Task prompt: Extract every line below, verbatim.

Data for this exercise:
= = = = = = =

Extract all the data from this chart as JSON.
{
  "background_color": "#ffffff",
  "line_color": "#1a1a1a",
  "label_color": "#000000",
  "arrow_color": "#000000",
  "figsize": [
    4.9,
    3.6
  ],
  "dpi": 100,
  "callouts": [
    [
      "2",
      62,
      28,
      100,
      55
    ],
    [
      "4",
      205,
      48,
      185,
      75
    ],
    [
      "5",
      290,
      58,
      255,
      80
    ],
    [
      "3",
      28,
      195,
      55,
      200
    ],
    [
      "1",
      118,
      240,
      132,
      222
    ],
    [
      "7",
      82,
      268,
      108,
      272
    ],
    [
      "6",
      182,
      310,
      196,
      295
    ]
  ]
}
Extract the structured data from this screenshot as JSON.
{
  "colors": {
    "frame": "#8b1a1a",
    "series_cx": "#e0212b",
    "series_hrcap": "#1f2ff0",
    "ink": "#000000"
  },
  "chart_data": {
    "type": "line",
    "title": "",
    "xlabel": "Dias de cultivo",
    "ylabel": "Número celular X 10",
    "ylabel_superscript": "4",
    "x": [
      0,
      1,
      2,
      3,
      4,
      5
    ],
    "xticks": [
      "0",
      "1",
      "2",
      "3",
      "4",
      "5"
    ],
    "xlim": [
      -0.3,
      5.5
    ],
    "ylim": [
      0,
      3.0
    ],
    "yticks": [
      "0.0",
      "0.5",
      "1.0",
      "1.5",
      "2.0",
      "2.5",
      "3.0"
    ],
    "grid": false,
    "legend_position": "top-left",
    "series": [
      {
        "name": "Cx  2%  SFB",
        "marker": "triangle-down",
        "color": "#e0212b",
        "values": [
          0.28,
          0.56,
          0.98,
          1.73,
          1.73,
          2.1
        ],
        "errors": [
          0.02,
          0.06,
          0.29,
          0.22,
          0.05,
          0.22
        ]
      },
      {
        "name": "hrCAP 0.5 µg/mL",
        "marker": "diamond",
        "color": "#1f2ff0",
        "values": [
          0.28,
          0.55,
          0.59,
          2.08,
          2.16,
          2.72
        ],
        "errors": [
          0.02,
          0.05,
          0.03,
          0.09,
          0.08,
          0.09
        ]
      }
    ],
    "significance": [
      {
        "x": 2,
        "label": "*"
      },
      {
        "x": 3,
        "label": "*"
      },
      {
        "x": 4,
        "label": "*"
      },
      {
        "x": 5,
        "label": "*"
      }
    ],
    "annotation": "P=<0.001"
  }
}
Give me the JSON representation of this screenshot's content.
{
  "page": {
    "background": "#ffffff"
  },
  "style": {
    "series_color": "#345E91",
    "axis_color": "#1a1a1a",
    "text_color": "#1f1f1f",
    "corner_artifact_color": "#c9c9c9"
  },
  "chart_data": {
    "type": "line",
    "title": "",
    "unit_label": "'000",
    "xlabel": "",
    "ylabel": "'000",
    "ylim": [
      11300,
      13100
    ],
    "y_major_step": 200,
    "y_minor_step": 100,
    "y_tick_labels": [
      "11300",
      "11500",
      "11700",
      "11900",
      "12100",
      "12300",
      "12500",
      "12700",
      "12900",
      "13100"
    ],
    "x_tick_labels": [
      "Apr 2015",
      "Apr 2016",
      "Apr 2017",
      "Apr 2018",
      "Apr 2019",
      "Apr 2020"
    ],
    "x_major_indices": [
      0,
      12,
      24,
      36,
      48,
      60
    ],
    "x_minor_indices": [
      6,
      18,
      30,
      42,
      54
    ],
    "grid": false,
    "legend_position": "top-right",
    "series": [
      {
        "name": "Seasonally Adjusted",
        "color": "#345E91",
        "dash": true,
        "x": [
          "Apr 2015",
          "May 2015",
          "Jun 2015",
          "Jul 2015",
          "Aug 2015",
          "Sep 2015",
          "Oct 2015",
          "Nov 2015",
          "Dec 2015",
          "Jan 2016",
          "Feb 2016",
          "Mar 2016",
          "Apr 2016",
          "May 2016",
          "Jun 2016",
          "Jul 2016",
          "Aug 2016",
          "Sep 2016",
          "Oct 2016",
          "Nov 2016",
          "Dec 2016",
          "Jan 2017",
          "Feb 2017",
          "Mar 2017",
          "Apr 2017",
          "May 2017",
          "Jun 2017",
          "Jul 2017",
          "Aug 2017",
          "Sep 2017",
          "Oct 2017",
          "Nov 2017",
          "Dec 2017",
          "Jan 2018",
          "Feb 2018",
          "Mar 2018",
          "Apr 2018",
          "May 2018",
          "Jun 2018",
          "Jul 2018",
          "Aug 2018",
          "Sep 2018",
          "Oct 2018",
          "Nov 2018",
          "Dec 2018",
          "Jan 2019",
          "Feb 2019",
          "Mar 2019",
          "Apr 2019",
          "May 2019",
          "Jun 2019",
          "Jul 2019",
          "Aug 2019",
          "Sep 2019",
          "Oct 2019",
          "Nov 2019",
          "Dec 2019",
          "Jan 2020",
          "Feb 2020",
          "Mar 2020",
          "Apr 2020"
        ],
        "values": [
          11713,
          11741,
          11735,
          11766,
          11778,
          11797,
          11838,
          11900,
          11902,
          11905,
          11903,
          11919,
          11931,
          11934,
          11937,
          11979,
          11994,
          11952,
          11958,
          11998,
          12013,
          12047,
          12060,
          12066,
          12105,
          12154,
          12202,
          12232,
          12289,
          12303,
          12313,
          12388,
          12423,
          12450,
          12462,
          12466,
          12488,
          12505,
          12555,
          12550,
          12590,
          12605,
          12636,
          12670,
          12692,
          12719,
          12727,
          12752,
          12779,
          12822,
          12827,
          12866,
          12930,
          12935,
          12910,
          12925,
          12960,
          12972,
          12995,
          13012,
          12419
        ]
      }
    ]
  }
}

= = = = = = =

The completed task:
Extract all the data from this chart as JSON.
{
  "background_color": "#ffffff",
  "line_color": "#1a1a1a",
  "label_color": "#000000",
  "arrow_color": "#000000",
  "figsize": [
    4.9,
    3.6
  ],
  "dpi": 100,
  "callouts": [
    [
      "2",
      62,
      28,
      100,
      55
    ],
    [
      "4",
      205,
      48,
      185,
      75
    ],
    [
      "5",
      290,
      58,
      255,
      80
    ],
    [
      "3",
      28,
      195,
      55,
      200
    ],
    [
      "1",
      118,
      240,
      132,
      222
    ],
    [
      "7",
      82,
      268,
      108,
      272
    ],
    [
      "6",
      182,
      310,
      196,
      295
    ]
  ]
}
Extract the structured data from this screenshot as JSON.
{
  "colors": {
    "frame": "#8b1a1a",
    "series_cx": "#e0212b",
    "series_hrcap": "#1f2ff0",
    "ink": "#000000"
  },
  "chart_data": {
    "type": "line",
    "title": "",
    "xlabel": "Dias de cultivo",
    "ylabel": "Número celular X 10",
    "ylabel_superscript": "4",
    "x": [
      0,
      1,
      2,
      3,
      4,
      5
    ],
    "xticks": [
      "0",
      "1",
      "2",
      "3",
      "4",
      "5"
    ],
    "xlim": [
      -0.3,
      5.5
    ],
    "ylim": [
      0,
      3.0
    ],
    "yticks": [
      "0.0",
      "0.5",
      "1.0",
      "1.5",
      "2.0",
      "2.5",
      "3.0"
    ],
    "grid": false,
    "legend_position": "top-left",
    "series": [
      {
        "name": "Cx  2%  SFB",
        "marker": "triangle-down",
        "color": "#e0212b",
        "values": [
          0.28,
          0.56,
          0.98,
          1.73,
          1.73,
          2.1
        ],
        "errors": [
          0.02,
          0.06,
          0.29,
          0.22,
          0.05,
          0.22
        ]
      },
      {
        "name": "hrCAP 0.5 µg/mL",
        "marker": "diamond",
        "color": "#1f2ff0",
        "values": [
          0.28,
          0.55,
          0.59,
          2.08,
          2.16,
          2.72
        ],
        "errors": [
          0.02,
          0.05,
          0.03,
          0.09,
          0.08,
          0.09
        ]
      }
    ],
    "significance": [
      {
        "x": 2,
        "label": "*"
      },
      {
        "x": 3,
        "label": "*"
      },
      {
        "x": 4,
        "label": "*"
      },
      {
        "x": 5,
        "label": "*"
      }
    ],
    "annotation": "P=<0.001"
  }
}
Give me the JSON representation of this screenshot's content.
{
  "page": {
    "background": "#ffffff"
  },
  "style": {
    "series_color": "#345E91",
    "axis_color": "#1a1a1a",
    "text_color": "#1f1f1f",
    "corner_artifact_color": "#c9c9c9"
  },
  "chart_data": {
    "type": "line",
    "title": "",
    "unit_label": "'000",
    "xlabel": "",
    "ylabel": "'000",
    "ylim": [
      11300,
      13100
    ],
    "y_major_step": 200,
    "y_minor_step": 100,
    "y_tick_labels": [
      "11300",
      "11500",
      "11700",
      "11900",
      "12100",
      "12300",
      "12500",
      "12700",
      "12900",
      "13100"
    ],
    "x_tick_labels": [
      "Apr 2015",
      "Apr 2016",
      "Apr 2017",
      "Apr 2018",
      "Apr 2019",
      "Apr 2020"
    ],
    "x_major_indices": [
      0,
      12,
      24,
      36,
      48,
      60
    ],
    "x_minor_indices": [
      6,
      18,
      30,
      42,
      54
    ],
    "grid": false,
    "legend_position": "top-right",
    "series": [
      {
        "name": "Seasonally Adjusted",
        "color": "#345E91",
        "dash": true,
        "x": [
          "Apr 2015",
          "May 2015",
          "Jun 2015",
          "Jul 2015",
          "Aug 2015",
          "Sep 2015",
          "Oct 2015",
          "Nov 2015",
          "Dec 2015",
          "Jan 2016",
          "Feb 2016",
          "Mar 2016",
          "Apr 2016",
          "May 2016",
          "Jun 2016",
          "Jul 2016",
          "Aug 2016",
          "Sep 2016",
          "Oct 2016",
          "Nov 2016",
          "Dec 2016",
          "Jan 2017",
          "Feb 2017",
          "Mar 2017",
          "Apr 2017",
          "May 2017",
          "Jun 2017",
          "Jul 2017",
          "Aug 2017",
          "Sep 2017",
          "Oct 2017",
          "Nov 2017",
          "Dec 2017",
          "Jan 2018",
          "Feb 2018",
          "Mar 2018",
          "Apr 2018",
          "May 2018",
          "Jun 2018",
          "Jul 2018",
          "Aug 2018",
          "Sep 2018",
          "Oct 2018",
          "Nov 2018",
          "Dec 2018",
          "Jan 2019",
          "Feb 2019",
          "Mar 2019",
          "Apr 2019",
          "May 2019",
          "Jun 2019",
          "Jul 2019",
          "Aug 2019",
          "Sep 2019",
          "Oct 2019",
          "Nov 2019",
          "Dec 2019",
          "Jan 2020",
          "Feb 2020",
          "Mar 2020",
          "Apr 2020"
        ],
        "values": [
          11713,
          11741,
          11735,
          11766,
          11778,
          11797,
          11838,
          11900,
          11902,
          11905,
          11903,
          11919,
          11931,
          11934,
          11937,
          11979,
          11994,
          11952,
          11958,
          11998,
          12013,
          12047,
          12060,
          12066,
          12105,
          12154,
          12202,
          12232,
          12289,
          12303,
          12313,
          12388,
          12423,
          12450,
          12462,
          12466,
          12488,
          12505,
          12555,
          12550,
          12590,
          12605,
          12636,
          12670,
          12692,
          12719,
          12727,
          12752,
          12779,
          12822,
          12827,
          12866,
          12930,
          12935,
          12910,
          12925,
          12960,
          12972,
          12995,
          13012,
          12419
        ]
      }
    ]
  }
}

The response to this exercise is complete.